AIM OF THE TASK: Extract the text of every entry below exactly; leave images out.

PROVIDED RECORDS:

━━━━━━━━━━

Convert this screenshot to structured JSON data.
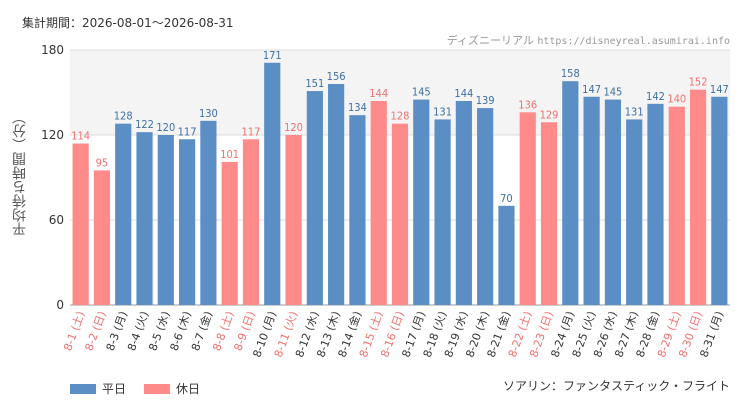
{
  "header": {
    "period_label": "集計期間：2026-08-01〜2026-08-31",
    "site_name": "ディズニーリアル",
    "site_url": "https://disneyreal.asumirai.info"
  },
  "footer": {
    "attraction": "ソアリン：ファンタスティック・フライト"
  },
  "colors": {
    "weekday": "#5b8ec4",
    "holiday": "#ff8a8a",
    "weekday_label": "#3d6fa3",
    "holiday_label": "#f07070"
  },
  "chart_data": {
    "type": "bar",
    "ylabel": "平均待ち時間（分）",
    "ylim": [
      0,
      180
    ],
    "yticks": [
      0,
      60,
      120,
      180
    ],
    "grid": true,
    "legend_position": "bottom-left",
    "legend": [
      {
        "key": "weekday",
        "label": "平日"
      },
      {
        "key": "holiday",
        "label": "休日"
      }
    ],
    "categories": [
      "8-1 (土)",
      "8-2 (日)",
      "8-3 (月)",
      "8-4 (火)",
      "8-5 (水)",
      "8-6 (木)",
      "8-7 (金)",
      "8-8 (土)",
      "8-9 (日)",
      "8-10 (月)",
      "8-11 (火)",
      "8-12 (水)",
      "8-13 (木)",
      "8-14 (金)",
      "8-15 (土)",
      "8-16 (日)",
      "8-17 (月)",
      "8-18 (火)",
      "8-19 (水)",
      "8-20 (木)",
      "8-21 (金)",
      "8-22 (土)",
      "8-23 (日)",
      "8-24 (月)",
      "8-25 (火)",
      "8-26 (水)",
      "8-27 (木)",
      "8-28 (金)",
      "8-29 (土)",
      "8-30 (日)",
      "8-31 (月)"
    ],
    "values": [
      114,
      95,
      128,
      122,
      120,
      117,
      130,
      101,
      117,
      171,
      120,
      151,
      156,
      134,
      144,
      128,
      145,
      131,
      144,
      139,
      70,
      136,
      129,
      158,
      147,
      145,
      131,
      142,
      140,
      152,
      147
    ],
    "day_type": [
      "holiday",
      "holiday",
      "weekday",
      "weekday",
      "weekday",
      "weekday",
      "weekday",
      "holiday",
      "holiday",
      "weekday",
      "holiday",
      "weekday",
      "weekday",
      "weekday",
      "holiday",
      "holiday",
      "weekday",
      "weekday",
      "weekday",
      "weekday",
      "weekday",
      "holiday",
      "holiday",
      "weekday",
      "weekday",
      "weekday",
      "weekday",
      "weekday",
      "holiday",
      "holiday",
      "weekday"
    ]
  }
}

━━━━━━━━━━

WORKED SOLUTION:
Convert this screenshot to structured JSON data.
{
  "header": {
    "period_label": "集計期間：2026-08-01〜2026-08-31",
    "site_name": "ディズニーリアル",
    "site_url": "https://disneyreal.asumirai.info"
  },
  "footer": {
    "attraction": "ソアリン：ファンタスティック・フライト"
  },
  "colors": {
    "weekday": "#5b8ec4",
    "holiday": "#ff8a8a",
    "weekday_label": "#3d6fa3",
    "holiday_label": "#f07070"
  },
  "chart_data": {
    "type": "bar",
    "ylabel": "平均待ち時間（分）",
    "ylim": [
      0,
      180
    ],
    "yticks": [
      0,
      60,
      120,
      180
    ],
    "grid": true,
    "legend_position": "bottom-left",
    "legend": [
      {
        "key": "weekday",
        "label": "平日"
      },
      {
        "key": "holiday",
        "label": "休日"
      }
    ],
    "categories": [
      "8-1 (土)",
      "8-2 (日)",
      "8-3 (月)",
      "8-4 (火)",
      "8-5 (水)",
      "8-6 (木)",
      "8-7 (金)",
      "8-8 (土)",
      "8-9 (日)",
      "8-10 (月)",
      "8-11 (火)",
      "8-12 (水)",
      "8-13 (木)",
      "8-14 (金)",
      "8-15 (土)",
      "8-16 (日)",
      "8-17 (月)",
      "8-18 (火)",
      "8-19 (水)",
      "8-20 (木)",
      "8-21 (金)",
      "8-22 (土)",
      "8-23 (日)",
      "8-24 (月)",
      "8-25 (火)",
      "8-26 (水)",
      "8-27 (木)",
      "8-28 (金)",
      "8-29 (土)",
      "8-30 (日)",
      "8-31 (月)"
    ],
    "values": [
      114,
      95,
      128,
      122,
      120,
      117,
      130,
      101,
      117,
      171,
      120,
      151,
      156,
      134,
      144,
      128,
      145,
      131,
      144,
      139,
      70,
      136,
      129,
      158,
      147,
      145,
      131,
      142,
      140,
      152,
      147
    ],
    "day_type": [
      "holiday",
      "holiday",
      "weekday",
      "weekday",
      "weekday",
      "weekday",
      "weekday",
      "holiday",
      "holiday",
      "weekday",
      "holiday",
      "weekday",
      "weekday",
      "weekday",
      "holiday",
      "holiday",
      "weekday",
      "weekday",
      "weekday",
      "weekday",
      "weekday",
      "holiday",
      "holiday",
      "weekday",
      "weekday",
      "weekday",
      "weekday",
      "weekday",
      "holiday",
      "holiday",
      "weekday"
    ]
  }
}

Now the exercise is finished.